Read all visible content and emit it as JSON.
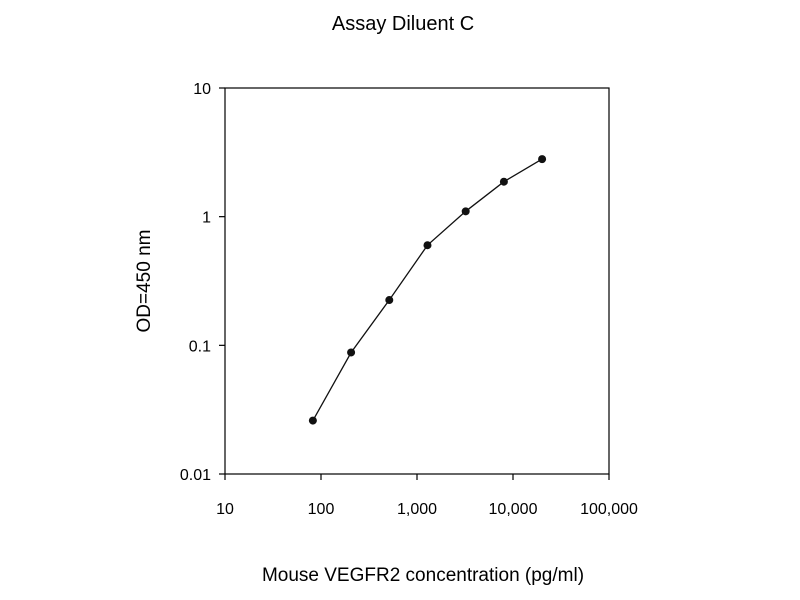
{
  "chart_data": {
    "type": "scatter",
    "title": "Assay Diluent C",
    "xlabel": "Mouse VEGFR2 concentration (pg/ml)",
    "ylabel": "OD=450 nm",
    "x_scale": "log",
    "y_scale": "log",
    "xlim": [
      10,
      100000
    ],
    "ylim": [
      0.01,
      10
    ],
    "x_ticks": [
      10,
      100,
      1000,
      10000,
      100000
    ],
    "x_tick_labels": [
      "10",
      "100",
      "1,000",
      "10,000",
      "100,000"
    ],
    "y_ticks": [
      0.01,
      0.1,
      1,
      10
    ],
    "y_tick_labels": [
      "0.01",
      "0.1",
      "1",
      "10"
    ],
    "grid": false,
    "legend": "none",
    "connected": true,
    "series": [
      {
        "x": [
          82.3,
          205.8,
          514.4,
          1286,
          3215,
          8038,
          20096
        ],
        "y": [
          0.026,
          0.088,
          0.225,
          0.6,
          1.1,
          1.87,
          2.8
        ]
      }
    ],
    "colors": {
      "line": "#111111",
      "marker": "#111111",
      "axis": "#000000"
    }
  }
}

________________________

The expected output is the complete listing, word for word, without any picture.

> **Your response**
Read all visible content and emit it as JSON.
{
  "chart_data": {
    "type": "scatter",
    "title": "Assay Diluent C",
    "xlabel": "Mouse VEGFR2 concentration (pg/ml)",
    "ylabel": "OD=450 nm",
    "x_scale": "log",
    "y_scale": "log",
    "xlim": [
      10,
      100000
    ],
    "ylim": [
      0.01,
      10
    ],
    "x_ticks": [
      10,
      100,
      1000,
      10000,
      100000
    ],
    "x_tick_labels": [
      "10",
      "100",
      "1,000",
      "10,000",
      "100,000"
    ],
    "y_ticks": [
      0.01,
      0.1,
      1,
      10
    ],
    "y_tick_labels": [
      "0.01",
      "0.1",
      "1",
      "10"
    ],
    "grid": false,
    "legend": "none",
    "connected": true,
    "series": [
      {
        "x": [
          82.3,
          205.8,
          514.4,
          1286,
          3215,
          8038,
          20096
        ],
        "y": [
          0.026,
          0.088,
          0.225,
          0.6,
          1.1,
          1.87,
          2.8
        ]
      }
    ],
    "colors": {
      "line": "#111111",
      "marker": "#111111",
      "axis": "#000000"
    }
  }
}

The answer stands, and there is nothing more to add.